*Passage provided*.
+---+

I finally finished editing photos from St. John, and was not terribly surprised to find I had taken an excessive amount of boat pictures.
My love of boats started early, and I attribute it entirely to two TV shows: OceanQuest and The Voyage of the Mimi.
OceanQuest was a 5-part miniseries that aired back in 1985. It was part documentary, part early reality TV show. Cameras followed Shawn Weatherly (former Miss Universe, future star of BayWatch) as she learned to scuba dive and went on increasingly difficult and dangerous dives. Sharks! Arctic ice! Oh my!
When the going got tough, Shawn would go for long walks on the beach at sunset and look conflicted. Then she would summon her inner strength and find a way to get back on the boat so the show could go on.
It was awesome. I loved every minute of it. That summer, I went to the neighborhood pool and pretended to be Shawn, falling backwards into the water and searching for treasure (aka pennies) at the bottom of the pool (Shawn didn't do that, but I did. I was 7.)
And then - as quickly as OceanQuest had come into my life - it was gone. Shawn completed her final dive mission and returned to "normal" life. The credits rolled as The Pointer Sisters sang, "I'm So Excited" and I tried not to cry. OceanQuest! Shawn! Come back! To this day, that song still makes me tear up, associating it as I do with endings and loss. But - the show lives on in my fond, fond memories. OceanQuest! Come to DVD!
An interest in boats and marine life was further stoked when my mom forced my brother and me to watch an educational show on PBS instead of our first choice for afternoon programming, You Can't Do That On Television. Though annoyed at first, we were quickly captivated by The Voyage of the Mimi, which follows the crew of a ship as they follow humpback whales.
Turns out, TVotM was way better than YCDToT. While there were no buckets of slime, there was a giant bucket of peanut butter aboard the ship. And while no one was crammed in a locker, Ramon did cram into a sleeping bag with the Captain to prevent hypothermia. And while YCDToT featured a young Alanis Morissette, TVotM had a baby-faced Ben Affleck.
Plus, the Mimi taught us all sorts of valuable lessons, about things like whale migration, sign language, and how (if you're ever trapped on a desert island) you can collect drinking water using a coffee can and a tarp.
I loved the TVotM as I had loved OceanQuest. I wanted to sit in a ship's crow's nest and read like Rachel; I wanted to know how to sail like Sally Ruth; I wanted to have adventures at sea like young C.T.
Sadly, the Mimi's voyage lasted only thirteen episodes, after which Ben Affleck went on to bigger things and I resumed penny-scavenging at the neighborhood pool.
But my love for tall ships, schooners, sloops and dinghies has lasted. As evidenced by the million and one pictures I took of them on St. John.

+---+

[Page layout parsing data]
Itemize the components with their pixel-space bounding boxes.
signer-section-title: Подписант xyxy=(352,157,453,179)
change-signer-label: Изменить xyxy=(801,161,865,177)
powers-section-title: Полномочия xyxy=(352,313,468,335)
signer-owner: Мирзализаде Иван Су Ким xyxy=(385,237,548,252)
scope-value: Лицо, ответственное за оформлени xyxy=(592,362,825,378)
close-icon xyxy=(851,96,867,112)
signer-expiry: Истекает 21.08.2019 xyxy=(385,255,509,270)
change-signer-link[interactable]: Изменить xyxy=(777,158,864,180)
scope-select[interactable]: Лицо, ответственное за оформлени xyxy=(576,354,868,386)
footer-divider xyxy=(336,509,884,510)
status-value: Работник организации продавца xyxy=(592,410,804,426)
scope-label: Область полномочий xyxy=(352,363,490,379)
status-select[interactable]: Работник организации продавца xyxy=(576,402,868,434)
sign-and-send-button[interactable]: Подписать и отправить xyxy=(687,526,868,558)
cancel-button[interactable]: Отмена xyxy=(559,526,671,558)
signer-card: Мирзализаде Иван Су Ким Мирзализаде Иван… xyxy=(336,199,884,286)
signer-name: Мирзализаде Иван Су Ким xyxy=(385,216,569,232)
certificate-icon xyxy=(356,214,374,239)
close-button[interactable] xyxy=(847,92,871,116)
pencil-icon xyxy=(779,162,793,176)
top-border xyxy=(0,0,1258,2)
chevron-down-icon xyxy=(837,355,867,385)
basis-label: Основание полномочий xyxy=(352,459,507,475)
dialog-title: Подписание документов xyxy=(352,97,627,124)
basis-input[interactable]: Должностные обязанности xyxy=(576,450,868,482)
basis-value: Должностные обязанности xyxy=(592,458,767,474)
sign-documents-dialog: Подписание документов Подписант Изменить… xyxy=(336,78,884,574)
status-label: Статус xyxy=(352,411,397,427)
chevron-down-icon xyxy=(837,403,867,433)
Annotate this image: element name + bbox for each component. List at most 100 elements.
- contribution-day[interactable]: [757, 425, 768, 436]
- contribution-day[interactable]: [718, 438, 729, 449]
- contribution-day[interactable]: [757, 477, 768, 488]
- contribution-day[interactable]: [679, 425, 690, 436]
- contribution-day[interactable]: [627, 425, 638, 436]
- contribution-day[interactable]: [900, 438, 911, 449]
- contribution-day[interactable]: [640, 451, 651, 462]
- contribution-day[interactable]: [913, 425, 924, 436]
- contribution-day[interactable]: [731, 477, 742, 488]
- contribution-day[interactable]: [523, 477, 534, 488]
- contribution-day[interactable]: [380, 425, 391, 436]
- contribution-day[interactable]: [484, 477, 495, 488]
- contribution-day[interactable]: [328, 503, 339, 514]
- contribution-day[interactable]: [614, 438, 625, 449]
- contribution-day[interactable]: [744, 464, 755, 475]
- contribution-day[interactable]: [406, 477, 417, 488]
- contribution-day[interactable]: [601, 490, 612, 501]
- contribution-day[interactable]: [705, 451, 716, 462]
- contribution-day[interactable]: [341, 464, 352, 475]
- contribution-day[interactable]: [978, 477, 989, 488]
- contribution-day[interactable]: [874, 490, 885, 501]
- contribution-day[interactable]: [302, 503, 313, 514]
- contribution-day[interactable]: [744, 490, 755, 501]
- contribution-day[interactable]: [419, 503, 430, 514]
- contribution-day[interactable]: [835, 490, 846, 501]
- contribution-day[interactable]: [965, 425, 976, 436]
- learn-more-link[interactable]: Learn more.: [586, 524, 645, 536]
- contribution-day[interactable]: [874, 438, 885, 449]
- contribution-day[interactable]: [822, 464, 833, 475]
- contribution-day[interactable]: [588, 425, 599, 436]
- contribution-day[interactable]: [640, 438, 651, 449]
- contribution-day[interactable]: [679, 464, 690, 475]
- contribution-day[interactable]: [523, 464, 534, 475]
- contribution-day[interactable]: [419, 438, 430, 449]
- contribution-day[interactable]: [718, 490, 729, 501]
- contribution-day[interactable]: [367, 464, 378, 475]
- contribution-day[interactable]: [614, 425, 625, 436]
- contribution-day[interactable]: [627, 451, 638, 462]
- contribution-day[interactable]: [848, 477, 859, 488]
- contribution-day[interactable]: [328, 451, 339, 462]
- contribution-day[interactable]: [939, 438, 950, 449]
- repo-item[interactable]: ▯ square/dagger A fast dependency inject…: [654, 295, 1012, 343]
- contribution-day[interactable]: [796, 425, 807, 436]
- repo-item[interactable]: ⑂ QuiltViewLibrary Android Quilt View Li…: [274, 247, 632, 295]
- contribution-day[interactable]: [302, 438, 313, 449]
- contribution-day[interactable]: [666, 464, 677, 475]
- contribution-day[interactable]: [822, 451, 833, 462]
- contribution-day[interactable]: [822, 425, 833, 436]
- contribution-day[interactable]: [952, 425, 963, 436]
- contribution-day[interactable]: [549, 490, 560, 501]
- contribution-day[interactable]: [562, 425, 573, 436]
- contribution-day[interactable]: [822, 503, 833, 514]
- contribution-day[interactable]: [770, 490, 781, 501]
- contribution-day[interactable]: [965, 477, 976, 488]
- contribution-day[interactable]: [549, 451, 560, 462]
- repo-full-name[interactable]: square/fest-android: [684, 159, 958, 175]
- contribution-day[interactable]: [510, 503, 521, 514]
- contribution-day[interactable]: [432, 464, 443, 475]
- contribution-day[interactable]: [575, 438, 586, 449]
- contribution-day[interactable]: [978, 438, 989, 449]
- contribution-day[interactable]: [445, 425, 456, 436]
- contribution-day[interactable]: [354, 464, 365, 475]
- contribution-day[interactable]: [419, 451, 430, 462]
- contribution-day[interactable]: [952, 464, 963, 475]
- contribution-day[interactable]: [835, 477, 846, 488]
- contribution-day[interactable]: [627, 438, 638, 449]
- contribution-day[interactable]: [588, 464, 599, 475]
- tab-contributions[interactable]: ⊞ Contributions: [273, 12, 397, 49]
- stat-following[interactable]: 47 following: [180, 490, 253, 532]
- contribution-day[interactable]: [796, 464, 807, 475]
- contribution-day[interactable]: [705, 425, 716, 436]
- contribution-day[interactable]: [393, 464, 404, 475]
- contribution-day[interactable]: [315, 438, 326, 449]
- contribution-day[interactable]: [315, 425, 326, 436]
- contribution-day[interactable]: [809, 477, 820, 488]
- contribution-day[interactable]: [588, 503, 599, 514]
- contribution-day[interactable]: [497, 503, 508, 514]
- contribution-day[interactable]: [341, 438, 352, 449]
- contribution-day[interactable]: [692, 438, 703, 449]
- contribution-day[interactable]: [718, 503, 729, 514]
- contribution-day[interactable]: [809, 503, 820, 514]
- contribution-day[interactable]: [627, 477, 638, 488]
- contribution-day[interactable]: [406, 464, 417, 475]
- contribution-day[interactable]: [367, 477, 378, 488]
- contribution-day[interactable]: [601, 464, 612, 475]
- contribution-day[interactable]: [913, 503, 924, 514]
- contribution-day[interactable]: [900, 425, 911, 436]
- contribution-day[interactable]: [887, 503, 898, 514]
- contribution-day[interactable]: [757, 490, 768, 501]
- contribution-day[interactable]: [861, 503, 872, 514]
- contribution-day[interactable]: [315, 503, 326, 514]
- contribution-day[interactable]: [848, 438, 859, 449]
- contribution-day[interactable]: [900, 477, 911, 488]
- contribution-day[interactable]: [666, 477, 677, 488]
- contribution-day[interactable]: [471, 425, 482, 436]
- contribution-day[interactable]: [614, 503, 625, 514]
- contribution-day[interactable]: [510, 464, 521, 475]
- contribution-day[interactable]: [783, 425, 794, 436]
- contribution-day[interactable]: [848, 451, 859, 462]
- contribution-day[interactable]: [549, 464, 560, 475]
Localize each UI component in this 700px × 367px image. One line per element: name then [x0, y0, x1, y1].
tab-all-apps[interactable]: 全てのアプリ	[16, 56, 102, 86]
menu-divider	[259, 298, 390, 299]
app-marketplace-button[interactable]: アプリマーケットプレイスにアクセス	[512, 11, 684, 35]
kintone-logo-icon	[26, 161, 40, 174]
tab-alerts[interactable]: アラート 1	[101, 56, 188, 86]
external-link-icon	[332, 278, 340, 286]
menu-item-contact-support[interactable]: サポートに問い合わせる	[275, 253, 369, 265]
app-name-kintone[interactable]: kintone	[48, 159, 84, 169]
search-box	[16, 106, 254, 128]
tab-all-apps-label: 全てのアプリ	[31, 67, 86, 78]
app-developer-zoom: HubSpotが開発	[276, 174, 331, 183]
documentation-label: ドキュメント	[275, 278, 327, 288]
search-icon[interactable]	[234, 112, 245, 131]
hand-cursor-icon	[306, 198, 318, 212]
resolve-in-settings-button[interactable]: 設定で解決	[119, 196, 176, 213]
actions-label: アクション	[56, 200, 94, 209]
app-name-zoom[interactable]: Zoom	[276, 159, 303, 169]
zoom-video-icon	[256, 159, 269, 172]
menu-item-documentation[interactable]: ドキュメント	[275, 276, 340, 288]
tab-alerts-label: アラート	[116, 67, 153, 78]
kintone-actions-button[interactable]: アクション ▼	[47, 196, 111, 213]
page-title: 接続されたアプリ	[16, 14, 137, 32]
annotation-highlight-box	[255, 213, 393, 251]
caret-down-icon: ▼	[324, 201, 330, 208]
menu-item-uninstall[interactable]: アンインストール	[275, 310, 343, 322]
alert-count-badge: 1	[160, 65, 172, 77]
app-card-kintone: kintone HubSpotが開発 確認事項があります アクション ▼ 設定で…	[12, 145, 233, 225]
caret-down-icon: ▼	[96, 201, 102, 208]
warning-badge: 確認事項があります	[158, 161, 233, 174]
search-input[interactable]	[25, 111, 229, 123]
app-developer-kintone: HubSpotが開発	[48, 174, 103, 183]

+---+

In the passage about a love of boats, how many episodes did the Mimi's voyage last?

*Answer for this exercise*.
Thirteen episodes.